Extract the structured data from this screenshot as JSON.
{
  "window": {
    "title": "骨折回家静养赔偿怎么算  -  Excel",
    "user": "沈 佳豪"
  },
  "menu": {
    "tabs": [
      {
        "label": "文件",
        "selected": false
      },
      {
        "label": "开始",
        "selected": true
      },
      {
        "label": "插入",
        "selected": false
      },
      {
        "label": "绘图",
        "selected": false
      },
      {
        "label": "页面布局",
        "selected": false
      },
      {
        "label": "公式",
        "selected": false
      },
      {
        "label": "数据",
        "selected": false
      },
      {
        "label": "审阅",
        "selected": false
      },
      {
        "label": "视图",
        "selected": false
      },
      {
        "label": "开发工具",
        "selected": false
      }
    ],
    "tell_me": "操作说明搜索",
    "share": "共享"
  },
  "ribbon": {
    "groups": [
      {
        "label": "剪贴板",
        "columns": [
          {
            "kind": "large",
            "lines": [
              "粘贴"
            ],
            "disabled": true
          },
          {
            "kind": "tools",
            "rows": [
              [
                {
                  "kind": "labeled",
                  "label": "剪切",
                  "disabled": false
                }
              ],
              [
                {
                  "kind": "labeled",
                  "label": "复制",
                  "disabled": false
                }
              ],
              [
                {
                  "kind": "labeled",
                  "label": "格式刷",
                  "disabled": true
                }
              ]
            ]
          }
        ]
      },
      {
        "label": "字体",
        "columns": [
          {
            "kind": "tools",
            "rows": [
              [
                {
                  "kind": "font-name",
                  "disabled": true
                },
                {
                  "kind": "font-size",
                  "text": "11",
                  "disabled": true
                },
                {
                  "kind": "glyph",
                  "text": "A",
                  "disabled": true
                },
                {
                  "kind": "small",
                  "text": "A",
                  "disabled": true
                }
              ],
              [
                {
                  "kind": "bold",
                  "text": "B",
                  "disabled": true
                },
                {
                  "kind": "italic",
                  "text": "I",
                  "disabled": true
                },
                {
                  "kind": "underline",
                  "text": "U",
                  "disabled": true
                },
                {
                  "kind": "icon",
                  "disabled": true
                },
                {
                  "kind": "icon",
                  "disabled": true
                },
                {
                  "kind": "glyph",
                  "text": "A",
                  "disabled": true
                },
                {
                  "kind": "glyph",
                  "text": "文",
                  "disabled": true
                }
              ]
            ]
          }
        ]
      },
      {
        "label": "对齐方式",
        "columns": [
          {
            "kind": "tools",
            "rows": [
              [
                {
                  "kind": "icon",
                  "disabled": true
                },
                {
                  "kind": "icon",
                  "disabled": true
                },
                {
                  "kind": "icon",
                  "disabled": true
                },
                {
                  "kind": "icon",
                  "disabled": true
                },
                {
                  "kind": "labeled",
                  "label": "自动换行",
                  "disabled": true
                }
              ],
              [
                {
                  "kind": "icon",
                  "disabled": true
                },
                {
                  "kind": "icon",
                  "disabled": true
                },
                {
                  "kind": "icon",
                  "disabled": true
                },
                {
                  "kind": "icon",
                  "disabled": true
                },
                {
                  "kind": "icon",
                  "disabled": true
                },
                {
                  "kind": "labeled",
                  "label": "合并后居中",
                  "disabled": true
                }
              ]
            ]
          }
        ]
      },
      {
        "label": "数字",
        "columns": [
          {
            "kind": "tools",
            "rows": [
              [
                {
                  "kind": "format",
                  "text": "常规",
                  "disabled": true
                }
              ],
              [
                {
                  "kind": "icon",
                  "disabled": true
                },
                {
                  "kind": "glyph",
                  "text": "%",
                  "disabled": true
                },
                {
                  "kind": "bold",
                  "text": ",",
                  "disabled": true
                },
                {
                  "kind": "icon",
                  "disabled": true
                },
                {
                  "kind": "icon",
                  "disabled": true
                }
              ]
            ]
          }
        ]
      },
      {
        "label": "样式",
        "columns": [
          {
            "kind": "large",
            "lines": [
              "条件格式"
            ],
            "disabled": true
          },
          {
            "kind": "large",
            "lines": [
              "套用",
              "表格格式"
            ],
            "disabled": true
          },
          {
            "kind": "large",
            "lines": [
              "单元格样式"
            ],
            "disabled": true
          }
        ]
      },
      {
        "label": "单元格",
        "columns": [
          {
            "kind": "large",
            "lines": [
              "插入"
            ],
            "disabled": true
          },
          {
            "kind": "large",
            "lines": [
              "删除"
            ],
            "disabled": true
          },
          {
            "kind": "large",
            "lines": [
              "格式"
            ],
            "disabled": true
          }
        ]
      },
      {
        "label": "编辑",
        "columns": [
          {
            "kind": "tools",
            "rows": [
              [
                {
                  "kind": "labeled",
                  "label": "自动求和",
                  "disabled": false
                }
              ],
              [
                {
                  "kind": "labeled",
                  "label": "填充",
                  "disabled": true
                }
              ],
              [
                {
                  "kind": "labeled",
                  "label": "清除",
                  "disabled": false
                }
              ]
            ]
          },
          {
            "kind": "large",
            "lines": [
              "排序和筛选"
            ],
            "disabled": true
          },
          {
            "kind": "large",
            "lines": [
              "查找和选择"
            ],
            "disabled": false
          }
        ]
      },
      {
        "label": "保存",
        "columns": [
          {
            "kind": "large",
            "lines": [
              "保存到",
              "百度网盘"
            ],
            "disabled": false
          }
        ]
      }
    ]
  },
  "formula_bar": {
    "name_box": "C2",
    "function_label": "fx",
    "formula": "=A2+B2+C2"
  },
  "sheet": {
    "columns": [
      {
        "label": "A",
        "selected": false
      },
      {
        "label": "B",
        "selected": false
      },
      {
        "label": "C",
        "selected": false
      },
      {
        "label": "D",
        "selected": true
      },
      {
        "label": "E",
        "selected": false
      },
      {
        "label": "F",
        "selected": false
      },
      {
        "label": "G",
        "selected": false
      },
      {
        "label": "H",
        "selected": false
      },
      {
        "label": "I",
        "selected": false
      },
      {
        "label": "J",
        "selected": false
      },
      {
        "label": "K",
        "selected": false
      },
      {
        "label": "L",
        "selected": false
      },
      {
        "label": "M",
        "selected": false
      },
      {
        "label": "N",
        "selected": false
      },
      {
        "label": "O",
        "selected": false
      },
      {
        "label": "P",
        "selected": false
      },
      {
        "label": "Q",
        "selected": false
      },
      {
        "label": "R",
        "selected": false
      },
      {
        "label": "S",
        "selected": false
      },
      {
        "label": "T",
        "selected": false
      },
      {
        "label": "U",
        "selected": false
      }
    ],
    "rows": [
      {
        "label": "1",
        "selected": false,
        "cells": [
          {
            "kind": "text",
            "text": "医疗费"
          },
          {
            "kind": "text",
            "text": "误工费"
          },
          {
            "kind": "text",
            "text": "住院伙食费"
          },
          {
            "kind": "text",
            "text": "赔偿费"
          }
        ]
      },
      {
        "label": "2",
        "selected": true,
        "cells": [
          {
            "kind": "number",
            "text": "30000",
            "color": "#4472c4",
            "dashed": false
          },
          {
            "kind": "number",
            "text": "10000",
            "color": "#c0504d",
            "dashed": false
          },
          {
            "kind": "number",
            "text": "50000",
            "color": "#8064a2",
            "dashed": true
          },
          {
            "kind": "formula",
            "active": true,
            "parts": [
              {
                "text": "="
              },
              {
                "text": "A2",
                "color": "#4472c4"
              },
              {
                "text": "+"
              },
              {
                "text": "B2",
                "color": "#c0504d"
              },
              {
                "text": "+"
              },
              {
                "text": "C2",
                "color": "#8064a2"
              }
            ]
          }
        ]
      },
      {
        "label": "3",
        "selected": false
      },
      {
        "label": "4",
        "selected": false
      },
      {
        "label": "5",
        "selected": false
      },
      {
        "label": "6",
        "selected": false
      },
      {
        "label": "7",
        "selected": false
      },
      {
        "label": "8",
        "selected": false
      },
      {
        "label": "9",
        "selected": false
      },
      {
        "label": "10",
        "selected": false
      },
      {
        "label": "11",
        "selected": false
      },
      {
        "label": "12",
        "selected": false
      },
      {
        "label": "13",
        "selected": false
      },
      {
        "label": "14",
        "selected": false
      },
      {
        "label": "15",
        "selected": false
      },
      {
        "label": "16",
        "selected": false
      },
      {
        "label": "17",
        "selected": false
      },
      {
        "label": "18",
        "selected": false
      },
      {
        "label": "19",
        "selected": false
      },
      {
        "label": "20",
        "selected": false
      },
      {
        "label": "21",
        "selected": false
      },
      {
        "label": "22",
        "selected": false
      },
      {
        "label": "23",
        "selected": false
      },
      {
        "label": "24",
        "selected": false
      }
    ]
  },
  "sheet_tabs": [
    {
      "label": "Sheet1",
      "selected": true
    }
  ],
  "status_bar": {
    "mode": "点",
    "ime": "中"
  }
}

##############################

• [EXERCISE TASK]
Identify and copy lines that hold the string "color".

• [TASK RESULT]
            "color": "#4472c4",
            "color": "#c0504d",
            "color": "#8064a2",
                "color": "#4472c4"
                "color": "#c0504d"
                "color": "#8064a2"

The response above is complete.